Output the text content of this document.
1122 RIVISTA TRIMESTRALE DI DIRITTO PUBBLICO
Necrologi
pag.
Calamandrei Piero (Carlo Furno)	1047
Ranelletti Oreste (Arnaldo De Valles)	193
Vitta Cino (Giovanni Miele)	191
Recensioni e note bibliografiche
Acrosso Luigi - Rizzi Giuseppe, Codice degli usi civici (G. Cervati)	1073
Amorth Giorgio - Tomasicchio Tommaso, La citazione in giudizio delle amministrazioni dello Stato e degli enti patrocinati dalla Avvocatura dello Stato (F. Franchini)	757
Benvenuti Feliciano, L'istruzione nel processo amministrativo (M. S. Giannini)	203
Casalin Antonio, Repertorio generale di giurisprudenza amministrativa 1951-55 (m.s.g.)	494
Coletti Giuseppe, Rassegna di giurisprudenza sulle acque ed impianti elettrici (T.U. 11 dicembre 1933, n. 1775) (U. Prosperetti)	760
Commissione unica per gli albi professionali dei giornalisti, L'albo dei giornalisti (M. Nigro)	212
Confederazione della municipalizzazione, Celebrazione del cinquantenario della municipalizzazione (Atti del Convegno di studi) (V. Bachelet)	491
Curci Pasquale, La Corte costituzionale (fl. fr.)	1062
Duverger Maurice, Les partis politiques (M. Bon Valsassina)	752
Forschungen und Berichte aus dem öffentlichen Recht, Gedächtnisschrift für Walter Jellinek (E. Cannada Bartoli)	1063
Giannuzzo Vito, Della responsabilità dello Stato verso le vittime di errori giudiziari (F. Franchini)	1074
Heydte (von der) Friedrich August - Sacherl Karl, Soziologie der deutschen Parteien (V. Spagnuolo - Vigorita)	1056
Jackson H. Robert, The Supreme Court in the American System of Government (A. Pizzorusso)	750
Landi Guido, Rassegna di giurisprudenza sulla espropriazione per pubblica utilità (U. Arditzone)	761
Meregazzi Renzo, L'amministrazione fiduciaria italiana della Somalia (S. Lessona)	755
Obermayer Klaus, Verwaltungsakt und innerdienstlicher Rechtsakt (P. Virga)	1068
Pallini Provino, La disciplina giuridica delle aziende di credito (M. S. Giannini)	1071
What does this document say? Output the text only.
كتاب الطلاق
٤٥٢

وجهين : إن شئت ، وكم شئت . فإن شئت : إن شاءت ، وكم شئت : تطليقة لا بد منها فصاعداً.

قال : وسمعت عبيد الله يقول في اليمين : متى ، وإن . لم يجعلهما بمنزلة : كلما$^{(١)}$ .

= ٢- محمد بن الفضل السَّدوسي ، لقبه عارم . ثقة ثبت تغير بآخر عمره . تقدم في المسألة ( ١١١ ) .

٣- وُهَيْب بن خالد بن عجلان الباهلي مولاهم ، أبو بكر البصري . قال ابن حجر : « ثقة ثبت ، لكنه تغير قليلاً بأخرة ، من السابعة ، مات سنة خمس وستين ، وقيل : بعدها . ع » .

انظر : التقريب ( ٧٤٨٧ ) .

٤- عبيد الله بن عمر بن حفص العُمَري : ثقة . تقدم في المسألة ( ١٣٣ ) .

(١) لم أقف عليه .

☆ ☆ ☆

▶ [WHAT THE TASK ASKS]: Show every line in the entries where the string "document" occurs.

▶ [THE ANSWER]:
Output the text content of this document.
What does this document say? Output the text only.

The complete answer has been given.